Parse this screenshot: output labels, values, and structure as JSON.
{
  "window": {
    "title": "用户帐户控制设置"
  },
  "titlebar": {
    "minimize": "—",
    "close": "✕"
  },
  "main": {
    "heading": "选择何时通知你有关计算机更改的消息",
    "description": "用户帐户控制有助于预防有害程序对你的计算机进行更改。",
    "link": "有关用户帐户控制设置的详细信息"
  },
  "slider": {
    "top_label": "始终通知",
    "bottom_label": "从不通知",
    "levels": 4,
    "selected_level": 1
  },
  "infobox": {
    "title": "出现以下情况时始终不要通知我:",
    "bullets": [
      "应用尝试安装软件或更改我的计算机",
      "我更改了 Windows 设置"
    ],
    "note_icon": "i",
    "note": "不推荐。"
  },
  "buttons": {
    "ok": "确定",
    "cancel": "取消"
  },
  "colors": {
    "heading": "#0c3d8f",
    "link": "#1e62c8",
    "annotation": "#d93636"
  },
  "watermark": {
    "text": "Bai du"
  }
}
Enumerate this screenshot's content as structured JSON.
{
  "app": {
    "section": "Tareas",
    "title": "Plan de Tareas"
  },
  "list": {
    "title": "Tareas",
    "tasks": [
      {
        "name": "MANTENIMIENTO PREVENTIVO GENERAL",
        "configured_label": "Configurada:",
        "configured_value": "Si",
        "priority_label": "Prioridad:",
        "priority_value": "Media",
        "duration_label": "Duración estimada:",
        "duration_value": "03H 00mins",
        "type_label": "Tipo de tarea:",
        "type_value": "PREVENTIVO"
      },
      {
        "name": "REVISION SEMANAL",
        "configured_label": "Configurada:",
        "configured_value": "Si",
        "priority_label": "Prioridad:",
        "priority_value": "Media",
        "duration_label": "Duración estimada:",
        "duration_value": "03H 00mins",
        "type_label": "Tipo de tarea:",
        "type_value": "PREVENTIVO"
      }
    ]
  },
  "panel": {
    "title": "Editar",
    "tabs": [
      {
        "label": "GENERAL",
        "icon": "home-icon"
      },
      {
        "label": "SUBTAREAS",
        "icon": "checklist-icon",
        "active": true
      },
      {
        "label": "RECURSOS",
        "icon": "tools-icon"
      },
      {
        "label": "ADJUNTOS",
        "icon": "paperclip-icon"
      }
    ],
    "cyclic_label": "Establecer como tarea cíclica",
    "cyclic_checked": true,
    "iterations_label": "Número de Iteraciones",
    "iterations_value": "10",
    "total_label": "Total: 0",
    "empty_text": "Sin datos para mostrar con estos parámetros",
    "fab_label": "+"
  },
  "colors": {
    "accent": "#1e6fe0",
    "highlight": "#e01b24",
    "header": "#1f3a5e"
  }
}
++++
WORK TO BE COMPLETED >> Filter the data, keeping only the lines that contain "GENERAL".

THE RESPONSE >>
        "name": "MANTENIMIENTO PREVENTIVO GENERAL",
        "label": "GENERAL",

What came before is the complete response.